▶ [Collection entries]
════════════════════

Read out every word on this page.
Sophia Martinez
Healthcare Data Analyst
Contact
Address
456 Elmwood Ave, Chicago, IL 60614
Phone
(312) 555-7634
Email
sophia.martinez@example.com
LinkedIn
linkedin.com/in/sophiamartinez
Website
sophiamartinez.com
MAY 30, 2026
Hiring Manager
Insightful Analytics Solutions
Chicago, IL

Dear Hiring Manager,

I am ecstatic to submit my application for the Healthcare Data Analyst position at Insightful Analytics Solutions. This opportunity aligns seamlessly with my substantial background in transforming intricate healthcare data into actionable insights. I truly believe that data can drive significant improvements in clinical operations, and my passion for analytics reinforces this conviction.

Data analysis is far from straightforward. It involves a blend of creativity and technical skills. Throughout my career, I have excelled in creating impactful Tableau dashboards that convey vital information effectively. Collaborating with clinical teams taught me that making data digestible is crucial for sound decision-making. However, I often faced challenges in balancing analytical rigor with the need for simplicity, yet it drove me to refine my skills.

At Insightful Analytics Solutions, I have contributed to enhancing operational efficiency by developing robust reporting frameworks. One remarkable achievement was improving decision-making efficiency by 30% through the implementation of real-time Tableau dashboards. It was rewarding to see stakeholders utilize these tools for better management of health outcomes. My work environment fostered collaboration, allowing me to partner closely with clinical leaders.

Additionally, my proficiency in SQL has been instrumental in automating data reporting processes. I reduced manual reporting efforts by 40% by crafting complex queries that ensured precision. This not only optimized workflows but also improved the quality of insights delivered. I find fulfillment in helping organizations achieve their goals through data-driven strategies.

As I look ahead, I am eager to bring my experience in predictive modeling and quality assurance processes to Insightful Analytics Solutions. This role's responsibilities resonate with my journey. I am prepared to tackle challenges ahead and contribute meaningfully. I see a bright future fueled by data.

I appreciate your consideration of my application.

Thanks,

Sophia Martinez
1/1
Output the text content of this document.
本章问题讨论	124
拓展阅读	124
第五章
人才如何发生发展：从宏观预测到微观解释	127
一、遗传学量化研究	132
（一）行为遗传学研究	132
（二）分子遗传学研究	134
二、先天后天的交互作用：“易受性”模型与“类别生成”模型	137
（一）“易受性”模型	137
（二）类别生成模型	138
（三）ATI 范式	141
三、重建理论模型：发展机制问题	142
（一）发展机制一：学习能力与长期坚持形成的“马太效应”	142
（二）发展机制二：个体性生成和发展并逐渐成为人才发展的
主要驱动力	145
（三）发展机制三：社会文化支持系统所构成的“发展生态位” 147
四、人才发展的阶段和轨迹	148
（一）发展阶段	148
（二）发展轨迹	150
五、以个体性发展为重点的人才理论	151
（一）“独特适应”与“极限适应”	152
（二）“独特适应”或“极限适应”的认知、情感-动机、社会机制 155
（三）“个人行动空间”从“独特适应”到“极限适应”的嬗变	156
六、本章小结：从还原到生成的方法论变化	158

════════════════════

▶ [Exercise aim] Where a line holds "Hiring", copy that line.

▶ [Task answer]
Hiring Manager
Dear Hiring Manager,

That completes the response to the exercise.